■ Supplied data ■
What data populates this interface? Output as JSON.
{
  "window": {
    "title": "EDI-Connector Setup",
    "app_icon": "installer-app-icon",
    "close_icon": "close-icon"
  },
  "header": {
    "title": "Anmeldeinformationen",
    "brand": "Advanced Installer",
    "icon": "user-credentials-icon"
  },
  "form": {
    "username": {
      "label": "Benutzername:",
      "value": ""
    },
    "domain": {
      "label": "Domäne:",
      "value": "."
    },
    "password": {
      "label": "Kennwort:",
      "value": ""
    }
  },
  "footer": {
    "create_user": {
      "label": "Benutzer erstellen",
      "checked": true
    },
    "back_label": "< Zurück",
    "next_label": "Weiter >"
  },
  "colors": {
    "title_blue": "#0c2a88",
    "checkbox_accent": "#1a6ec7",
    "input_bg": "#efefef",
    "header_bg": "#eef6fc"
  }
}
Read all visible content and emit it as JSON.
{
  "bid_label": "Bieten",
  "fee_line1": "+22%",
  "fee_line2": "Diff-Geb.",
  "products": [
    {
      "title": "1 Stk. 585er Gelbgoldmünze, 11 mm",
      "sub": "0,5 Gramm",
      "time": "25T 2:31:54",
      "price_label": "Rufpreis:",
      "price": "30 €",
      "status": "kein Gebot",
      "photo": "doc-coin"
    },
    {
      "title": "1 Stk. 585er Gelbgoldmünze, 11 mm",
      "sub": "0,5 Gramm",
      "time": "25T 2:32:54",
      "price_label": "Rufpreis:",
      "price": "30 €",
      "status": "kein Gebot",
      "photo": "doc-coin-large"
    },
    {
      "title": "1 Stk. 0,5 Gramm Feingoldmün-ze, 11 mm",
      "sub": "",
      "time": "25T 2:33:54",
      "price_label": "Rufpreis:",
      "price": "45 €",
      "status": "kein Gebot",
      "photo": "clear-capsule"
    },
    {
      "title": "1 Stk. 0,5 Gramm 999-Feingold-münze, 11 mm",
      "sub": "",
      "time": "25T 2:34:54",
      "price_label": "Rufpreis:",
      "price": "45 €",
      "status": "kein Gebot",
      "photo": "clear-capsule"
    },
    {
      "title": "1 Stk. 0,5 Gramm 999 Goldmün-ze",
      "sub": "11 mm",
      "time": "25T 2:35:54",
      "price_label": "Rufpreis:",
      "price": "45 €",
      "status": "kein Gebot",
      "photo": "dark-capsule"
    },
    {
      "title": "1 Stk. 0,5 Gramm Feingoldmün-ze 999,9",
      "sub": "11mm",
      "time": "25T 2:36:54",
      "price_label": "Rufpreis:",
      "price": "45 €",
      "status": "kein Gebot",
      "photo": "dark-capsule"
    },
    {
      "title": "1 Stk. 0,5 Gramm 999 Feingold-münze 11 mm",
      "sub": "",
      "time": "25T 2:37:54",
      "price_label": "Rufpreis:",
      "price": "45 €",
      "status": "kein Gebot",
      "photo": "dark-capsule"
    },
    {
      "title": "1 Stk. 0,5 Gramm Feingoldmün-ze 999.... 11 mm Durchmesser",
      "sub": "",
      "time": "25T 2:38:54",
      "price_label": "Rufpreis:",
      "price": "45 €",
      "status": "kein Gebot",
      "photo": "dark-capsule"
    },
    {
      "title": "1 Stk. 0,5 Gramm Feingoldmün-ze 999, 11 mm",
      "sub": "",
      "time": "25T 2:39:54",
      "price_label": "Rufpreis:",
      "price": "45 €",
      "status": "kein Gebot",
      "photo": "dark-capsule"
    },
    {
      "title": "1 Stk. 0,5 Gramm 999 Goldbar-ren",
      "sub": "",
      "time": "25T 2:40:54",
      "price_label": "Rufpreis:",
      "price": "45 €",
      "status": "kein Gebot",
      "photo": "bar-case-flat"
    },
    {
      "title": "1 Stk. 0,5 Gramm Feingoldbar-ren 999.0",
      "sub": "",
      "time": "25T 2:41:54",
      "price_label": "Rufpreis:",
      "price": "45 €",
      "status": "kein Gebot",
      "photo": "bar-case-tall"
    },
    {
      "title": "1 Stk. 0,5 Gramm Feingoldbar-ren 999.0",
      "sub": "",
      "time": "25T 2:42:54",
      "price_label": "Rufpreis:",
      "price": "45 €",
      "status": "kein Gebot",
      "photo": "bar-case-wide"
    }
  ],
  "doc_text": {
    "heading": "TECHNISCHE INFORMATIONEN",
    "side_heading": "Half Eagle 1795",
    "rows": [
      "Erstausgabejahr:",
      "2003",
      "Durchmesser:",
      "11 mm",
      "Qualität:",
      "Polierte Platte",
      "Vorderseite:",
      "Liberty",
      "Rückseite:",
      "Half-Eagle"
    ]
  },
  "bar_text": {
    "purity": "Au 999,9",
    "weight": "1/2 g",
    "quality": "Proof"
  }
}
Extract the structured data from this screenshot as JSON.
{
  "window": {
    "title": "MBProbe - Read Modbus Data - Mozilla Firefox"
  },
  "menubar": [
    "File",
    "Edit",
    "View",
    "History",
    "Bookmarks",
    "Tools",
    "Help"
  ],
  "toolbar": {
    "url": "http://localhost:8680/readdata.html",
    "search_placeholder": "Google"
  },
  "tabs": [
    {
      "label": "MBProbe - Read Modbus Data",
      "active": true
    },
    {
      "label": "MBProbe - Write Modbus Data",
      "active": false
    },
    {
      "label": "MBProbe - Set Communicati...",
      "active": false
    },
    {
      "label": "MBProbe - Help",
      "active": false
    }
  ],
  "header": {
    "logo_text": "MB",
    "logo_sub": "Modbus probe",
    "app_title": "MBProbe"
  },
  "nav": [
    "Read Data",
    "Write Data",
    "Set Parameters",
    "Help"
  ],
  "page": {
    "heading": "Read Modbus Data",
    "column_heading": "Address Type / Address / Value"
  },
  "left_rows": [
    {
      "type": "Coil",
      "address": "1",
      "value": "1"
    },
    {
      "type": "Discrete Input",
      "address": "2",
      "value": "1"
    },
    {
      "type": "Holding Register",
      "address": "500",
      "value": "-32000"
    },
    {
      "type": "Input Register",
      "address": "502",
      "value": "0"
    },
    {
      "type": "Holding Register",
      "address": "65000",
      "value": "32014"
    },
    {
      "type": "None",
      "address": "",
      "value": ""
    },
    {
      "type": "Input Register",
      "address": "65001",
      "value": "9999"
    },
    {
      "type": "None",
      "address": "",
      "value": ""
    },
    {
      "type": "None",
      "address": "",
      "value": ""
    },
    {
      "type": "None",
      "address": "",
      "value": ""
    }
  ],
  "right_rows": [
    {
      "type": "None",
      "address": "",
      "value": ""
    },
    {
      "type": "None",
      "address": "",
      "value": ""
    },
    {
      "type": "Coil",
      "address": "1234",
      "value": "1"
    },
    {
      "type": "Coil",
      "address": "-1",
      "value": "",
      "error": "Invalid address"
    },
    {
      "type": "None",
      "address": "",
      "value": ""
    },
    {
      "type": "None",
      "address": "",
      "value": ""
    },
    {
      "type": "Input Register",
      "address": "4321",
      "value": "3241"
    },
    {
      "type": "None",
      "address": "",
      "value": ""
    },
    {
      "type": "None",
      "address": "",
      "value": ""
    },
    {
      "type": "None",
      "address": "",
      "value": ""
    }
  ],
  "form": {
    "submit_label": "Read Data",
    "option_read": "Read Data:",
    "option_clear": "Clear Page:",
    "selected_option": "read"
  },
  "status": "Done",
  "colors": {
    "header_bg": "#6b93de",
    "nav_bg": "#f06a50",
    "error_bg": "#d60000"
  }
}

■ Short problem ■
Give the entries again in full, exactly as they are written.

■ The output ■
What data populates this interface? Output as JSON.
{
  "window": {
    "title": "EDI-Connector Setup",
    "app_icon": "installer-app-icon",
    "close_icon": "close-icon"
  },
  "header": {
    "title": "Anmeldeinformationen",
    "brand": "Advanced Installer",
    "icon": "user-credentials-icon"
  },
  "form": {
    "username": {
      "label": "Benutzername:",
      "value": ""
    },
    "domain": {
      "label": "Domäne:",
      "value": "."
    },
    "password": {
      "label": "Kennwort:",
      "value": ""
    }
  },
  "footer": {
    "create_user": {
      "label": "Benutzer erstellen",
      "checked": true
    },
    "back_label": "< Zurück",
    "next_label": "Weiter >"
  },
  "colors": {
    "title_blue": "#0c2a88",
    "checkbox_accent": "#1a6ec7",
    "input_bg": "#efefef",
    "header_bg": "#eef6fc"
  }
}
Read all visible content and emit it as JSON.
{
  "bid_label": "Bieten",
  "fee_line1": "+22%",
  "fee_line2": "Diff-Geb.",
  "products": [
    {
      "title": "1 Stk. 585er Gelbgoldmünze, 11 mm",
      "sub": "0,5 Gramm",
      "time": "25T 2:31:54",
      "price_label": "Rufpreis:",
      "price": "30 €",
      "status": "kein Gebot",
      "photo": "doc-coin"
    },
    {
      "title": "1 Stk. 585er Gelbgoldmünze, 11 mm",
      "sub": "0,5 Gramm",
      "time": "25T 2:32:54",
      "price_label": "Rufpreis:",
      "price": "30 €",
      "status": "kein Gebot",
      "photo": "doc-coin-large"
    },
    {
      "title": "1 Stk. 0,5 Gramm Feingoldmün-ze, 11 mm",
      "sub": "",
      "time": "25T 2:33:54",
      "price_label": "Rufpreis:",
      "price": "45 €",
      "status": "kein Gebot",
      "photo": "clear-capsule"
    },
    {
      "title": "1 Stk. 0,5 Gramm 999-Feingold-münze, 11 mm",
      "sub": "",
      "time": "25T 2:34:54",
      "price_label": "Rufpreis:",
      "price": "45 €",
      "status": "kein Gebot",
      "photo": "clear-capsule"
    },
    {
      "title": "1 Stk. 0,5 Gramm 999 Goldmün-ze",
      "sub": "11 mm",
      "time": "25T 2:35:54",
      "price_label": "Rufpreis:",
      "price": "45 €",
      "status": "kein Gebot",
      "photo": "dark-capsule"
    },
    {
      "title": "1 Stk. 0,5 Gramm Feingoldmün-ze 999,9",
      "sub": "11mm",
      "time": "25T 2:36:54",
      "price_label": "Rufpreis:",
      "price": "45 €",
      "status": "kein Gebot",
      "photo": "dark-capsule"
    },
    {
      "title": "1 Stk. 0,5 Gramm 999 Feingold-münze 11 mm",
      "sub": "",
      "time": "25T 2:37:54",
      "price_label": "Rufpreis:",
      "price": "45 €",
      "status": "kein Gebot",
      "photo": "dark-capsule"
    },
    {
      "title": "1 Stk. 0,5 Gramm Feingoldmün-ze 999.... 11 mm Durchmesser",
      "sub": "",
      "time": "25T 2:38:54",
      "price_label": "Rufpreis:",
      "price": "45 €",
      "status": "kein Gebot",
      "photo": "dark-capsule"
    },
    {
      "title": "1 Stk. 0,5 Gramm Feingoldmün-ze 999, 11 mm",
      "sub": "",
      "time": "25T 2:39:54",
      "price_label": "Rufpreis:",
      "price": "45 €",
      "status": "kein Gebot",
      "photo": "dark-capsule"
    },
    {
      "title": "1 Stk. 0,5 Gramm 999 Goldbar-ren",
      "sub": "",
      "time": "25T 2:40:54",
      "price_label": "Rufpreis:",
      "price": "45 €",
      "status": "kein Gebot",
      "photo": "bar-case-flat"
    },
    {
      "title": "1 Stk. 0,5 Gramm Feingoldbar-ren 999.0",
      "sub": "",
      "time": "25T 2:41:54",
      "price_label": "Rufpreis:",
      "price": "45 €",
      "status": "kein Gebot",
      "photo": "bar-case-tall"
    },
    {
      "title": "1 Stk. 0,5 Gramm Feingoldbar-ren 999.0",
      "sub": "",
      "time": "25T 2:42:54",
      "price_label": "Rufpreis:",
      "price": "45 €",
      "status": "kein Gebot",
      "photo": "bar-case-wide"
    }
  ],
  "doc_text": {
    "heading": "TECHNISCHE INFORMATIONEN",
    "side_heading": "Half Eagle 1795",
    "rows": [
      "Erstausgabejahr:",
      "2003",
      "Durchmesser:",
      "11 mm",
      "Qualität:",
      "Polierte Platte",
      "Vorderseite:",
      "Liberty",
      "Rückseite:",
      "Half-Eagle"
    ]
  },
  "bar_text": {
    "purity": "Au 999,9",
    "weight": "1/2 g",
    "quality": "Proof"
  }
}
Extract the structured data from this screenshot as JSON.
{
  "window": {
    "title": "MBProbe - Read Modbus Data - Mozilla Firefox"
  },
  "menubar": [
    "File",
    "Edit",
    "View",
    "History",
    "Bookmarks",
    "Tools",
    "Help"
  ],
  "toolbar": {
    "url": "http://localhost:8680/readdata.html",
    "search_placeholder": "Google"
  },
  "tabs": [
    {
      "label": "MBProbe - Read Modbus Data",
      "active": true
    },
    {
      "label": "MBProbe - Write Modbus Data",
      "active": false
    },
    {
      "label": "MBProbe - Set Communicati...",
      "active": false
    },
    {
      "label": "MBProbe - Help",
      "active": false
    }
  ],
  "header": {
    "logo_text": "MB",
    "logo_sub": "Modbus probe",
    "app_title": "MBProbe"
  },
  "nav": [
    "Read Data",
    "Write Data",
    "Set Parameters",
    "Help"
  ],
  "page": {
    "heading": "Read Modbus Data",
    "column_heading": "Address Type / Address / Value"
  },
  "left_rows": [
    {
      "type": "Coil",
      "address": "1",
      "value": "1"
    },
    {
      "type": "Discrete Input",
      "address": "2",
      "value": "1"
    },
    {
      "type": "Holding Register",
      "address": "500",
      "value": "-32000"
    },
    {
      "type": "Input Register",
      "address": "502",
      "value": "0"
    },
    {
      "type": "Holding Register",
      "address": "65000",
      "value": "32014"
    },
    {
      "type": "None",
      "address": "",
      "value": ""
    },
    {
      "type": "Input Register",
      "address": "65001",
      "value": "9999"
    },
    {
      "type": "None",
      "address": "",
      "value": ""
    },
    {
      "type": "None",
      "address": "",
      "value": ""
    },
    {
      "type": "None",
      "address": "",
      "value": ""
    }
  ],
  "right_rows": [
    {
      "type": "None",
      "address": "",
      "value": ""
    },
    {
      "type": "None",
      "address": "",
      "value": ""
    },
    {
      "type": "Coil",
      "address": "1234",
      "value": "1"
    },
    {
      "type": "Coil",
      "address": "-1",
      "value": "",
      "error": "Invalid address"
    },
    {
      "type": "None",
      "address": "",
      "value": ""
    },
    {
      "type": "None",
      "address": "",
      "value": ""
    },
    {
      "type": "Input Register",
      "address": "4321",
      "value": "3241"
    },
    {
      "type": "None",
      "address": "",
      "value": ""
    },
    {
      "type": "None",
      "address": "",
      "value": ""
    },
    {
      "type": "None",
      "address": "",
      "value": ""
    }
  ],
  "form": {
    "submit_label": "Read Data",
    "option_read": "Read Data:",
    "option_clear": "Clear Page:",
    "selected_option": "read"
  },
  "status": "Done",
  "colors": {
    "header_bg": "#6b93de",
    "nav_bg": "#f06a50",
    "error_bg": "#d60000"
  }
}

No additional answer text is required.